* [Trecho selecionado]:
* * *

Novos perfis desafiam empresas a repensarem modelos de gestão

 

Mesmo faltando um ano e meio para encerrar o contrato de estágio numa montadora automobilística, Felipe Schiavo, 22 anos, estudante de Ciências Contábeis da PUC-SP (Pontifícia Universidade Católica de São Paulo), decidiu partir para uma nova oportunidade. O objetivo era buscar algo que lhe garantisse maiores chances de crescimento. Seguiu para PWC (PricewaterhouseCoopers) - multinacional do segmento de auditoria e assessoria tributária e empresarial - e, num prazo de um ano e dois meses, conseguiu a promoção de trainee para assistente.

 

Schiavo conta que ingressou na PWC pelo interesse no plano de carreira que a empresa oferecia. "Ela oferece cursos de inglês, auxílio para universidade e oportunidades de trabalho no exterior. Além disso, tenho liberdade para propor novas ideias e dar minha opinião", destaca o estudante, que se demonstra bastante satisfeito com seu desenvolvimento dentro da organização. Ele espera, no entanto, que esse crescimento continue com a mesma rapidez.

 

A postura de Schiavo é característica do grupo responsável por uma série de mudanças nos modelos de gestão dentro das empresas: a chamada Geração Y. Com modo diferenciado de aprender, trabalhar e se comunicar, esses novos profissionais desafiam o mercado de trabalho a se reposicionar e repensar suas estratégias de organização e motivação. É o que garante João Baptista Brandão, professor da FGV-EAESP (Escola de Administração de Empresas de São Paulo da Fundação Getúlio Vargas). "Essa geração se inicia a partir de 1980, quando começam a surgir crianças e jovens centrados em tecnologia", resume Brandão.

* * *

Listagens de elementos e regiões
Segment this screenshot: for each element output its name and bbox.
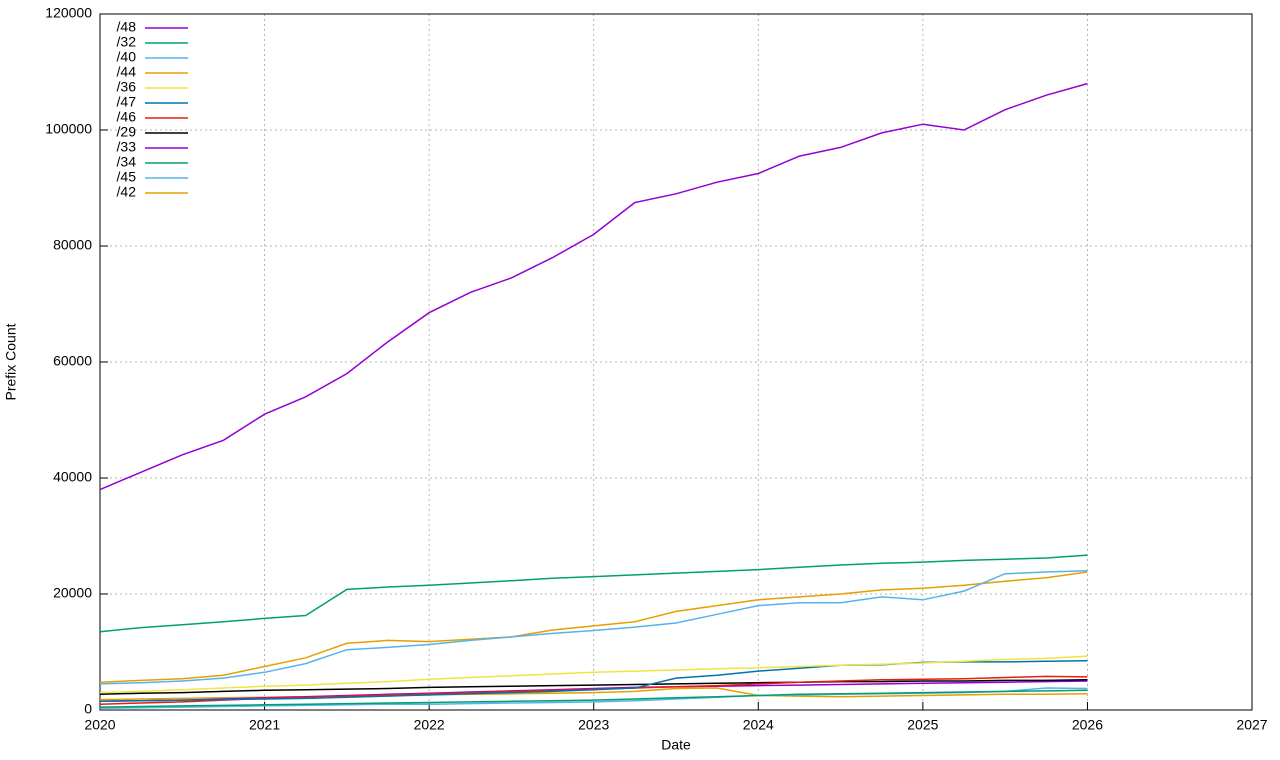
legend-label: /48 bbox=[117, 19, 137, 35]
legend-label: /44 bbox=[117, 64, 137, 80]
series-line bbox=[99, 571, 1088, 683]
y-tick-label: 60000 bbox=[53, 353, 92, 369]
legend-label: /47 bbox=[117, 94, 137, 110]
legend-label: /45 bbox=[117, 169, 137, 185]
x-tick-label: 2025 bbox=[907, 717, 938, 733]
legend-label: /46 bbox=[117, 109, 137, 125]
series-line bbox=[99, 655, 1088, 694]
x-tick-label: 2023 bbox=[578, 717, 609, 733]
series-line bbox=[99, 679, 1088, 696]
series-line bbox=[99, 570, 1088, 685]
y-tick-label: 20000 bbox=[53, 585, 92, 601]
x-axis-label: Date bbox=[661, 737, 691, 753]
y-tick-label: 0 bbox=[84, 701, 92, 717]
legend-label: /36 bbox=[117, 79, 137, 95]
x-tick-label: 2022 bbox=[414, 717, 445, 733]
legend-label: /29 bbox=[117, 124, 137, 140]
y-tick-label: 80000 bbox=[53, 237, 92, 253]
y-tick-label: 40000 bbox=[53, 469, 92, 485]
y-tick-label: 120000 bbox=[45, 5, 92, 21]
x-tick-label: 2020 bbox=[84, 717, 115, 733]
legend-label: /40 bbox=[117, 49, 137, 65]
legend-label: /34 bbox=[117, 154, 137, 170]
y-axis-label: Prefix Count bbox=[3, 323, 19, 400]
x-tick-label: 2027 bbox=[1236, 717, 1267, 733]
x-tick-label: 2021 bbox=[249, 717, 280, 733]
x-tick-label: 2024 bbox=[743, 717, 774, 733]
x-tick-label: 2026 bbox=[1072, 717, 1103, 733]
plot-frame bbox=[99, 13, 1253, 711]
legend-label: /42 bbox=[117, 184, 137, 200]
legend-label: /32 bbox=[117, 34, 137, 50]
y-tick-label: 100000 bbox=[45, 121, 92, 137]
series-line bbox=[99, 554, 1088, 633]
series-line bbox=[99, 689, 1088, 708]
series-line bbox=[99, 82, 1088, 491]
legend-label: /33 bbox=[117, 139, 137, 155]
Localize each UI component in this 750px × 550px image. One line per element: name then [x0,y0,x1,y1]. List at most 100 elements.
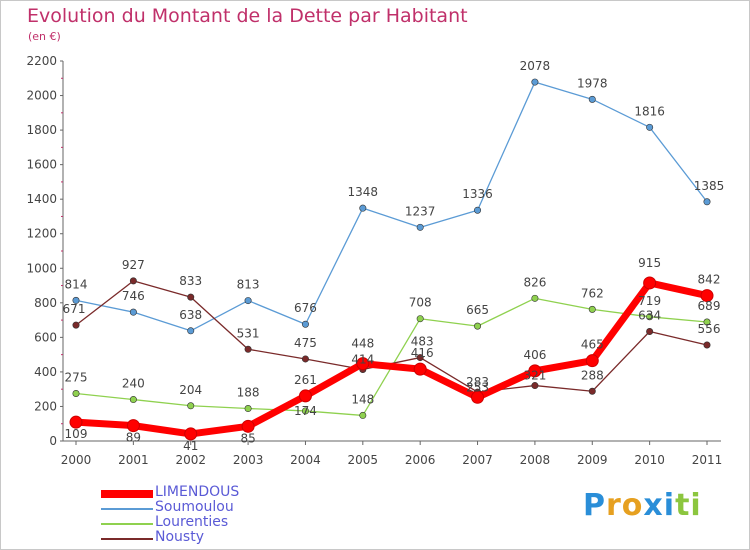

* * *

* [Exercício escrito A]: Transponha para uma lista JSON de strings as linhas dos registros, uma string por linha e sem linhas em branco, começando na linha que contém "legend-label: /48 bbox=[117, 19, 137, 35]" e terminando depois da linha que contém "series-line bbox=[99, 689, 1088, 708]".
* [Exercício escrito B]: Dê continuidade ao texto sobre a Geração Y e as mudanças nos modelos de gestão, a partir da última frase apresentada.

* [Resposta do exercício A]:
[
  "legend-label: /48 bbox=[117, 19, 137, 35]",
  "legend-label: /44 bbox=[117, 64, 137, 80]",
  "series-line bbox=[99, 571, 1088, 683]",
  "y-tick-label: 60000 bbox=[53, 353, 92, 369]",
  "legend-label: /47 bbox=[117, 94, 137, 110]",
  "legend-label: /45 bbox=[117, 169, 137, 185]",
  "x-tick-label: 2025 bbox=[907, 717, 938, 733]",
  "legend-label: /46 bbox=[117, 109, 137, 125]",
  "series-line bbox=[99, 655, 1088, 694]",
  "x-tick-label: 2023 bbox=[578, 717, 609, 733]",
  "series-line bbox=[99, 679, 1088, 696]",
  "series-line bbox=[99, 570, 1088, 685]",
  "y-tick-label: 20000 bbox=[53, 585, 92, 601]",
  "x-axis-label: Date bbox=[661, 737, 691, 753]",
  "y-tick-label: 0 bbox=[84, 701, 92, 717]",
  "legend-label: /36 bbox=[117, 79, 137, 95]",
  "x-tick-label: 2022 bbox=[414, 717, 445, 733]",
  "legend-label: /29 bbox=[117, 124, 137, 140]",
  "y-tick-label: 80000 bbox=[53, 237, 92, 253]",
  "y-tick-label: 40000 bbox=[53, 469, 92, 485]",
  "y-tick-label: 120000 bbox=[45, 5, 92, 21]",
  "x-tick-label: 2020 bbox=[84, 717, 115, 733]",
  "legend-label: /40 bbox=[117, 49, 137, 65]",
  "legend-label: /34 bbox=[117, 154, 137, 170]",
  "y-axis-label: Prefix Count bbox=[3, 323, 19, 400]",
  "x-tick-label: 2027 bbox=[1236, 717, 1267, 733]",
  "x-tick-label: 2021 bbox=[249, 717, 280, 733]",
  "x-tick-label: 2024 bbox=[743, 717, 774, 733]",
  "x-tick-label: 2026 bbox=[1072, 717, 1103, 733]",
  "plot-frame bbox=[99, 13, 1253, 711]",
  "legend-label: /42 bbox=[117, 184, 137, 200]",
  "legend-label: /32 bbox=[117, 34, 137, 50]",
  "y-tick-label: 100000 bbox=[45, 121, 92, 137]",
  "series-line bbox=[99, 554, 1088, 633]",
  "series-line bbox=[99, 689, 1088, 708]"
]

* [Resposta do exercício B]:
 

Hélvio Tadeu Cury, professor de administração da PUC Minas (Pontifícia Universidade Católica de Minas Gerais) aponta a influência das tecnologias, bem como a grande quantidade de informação da vida contemporânea no dia a dia da nova geração. De acordo ele, essa familiaridade com o ambiente virtual é o divisor de águas entre essa e as gerações anteriores. "Eles têm facilidade em trocar informações e experiências por meios virtuais e isso faz com que se comportem de uma forma diferente das outras gerações, que nunca na história tiveram essa oportunidade", explica Cury.

 

Diferenças que, segundo Brandão, também estão relacionadas ao panorama do mercado de trabalho. Ele diz que a geração antecessora - nomeada de Geração X - passou por períodos agudos de instabilidade no mercado de trabalho e teve de batalhar por segurança na carreira e na vida financeira. Em contra partida, os jovens da Geração Y, na opinião do professor, ganharam a autonomia que seus pais não puderam usufruir. "Os pais tinham propósitos centrais de oferecer aos filhos o que não tiveram. Essas crianças foram educadas com liberdade muito grande e acesso à tecnologia, sendo capazes de realizar várias tarefas simultaneamente", afirma ele.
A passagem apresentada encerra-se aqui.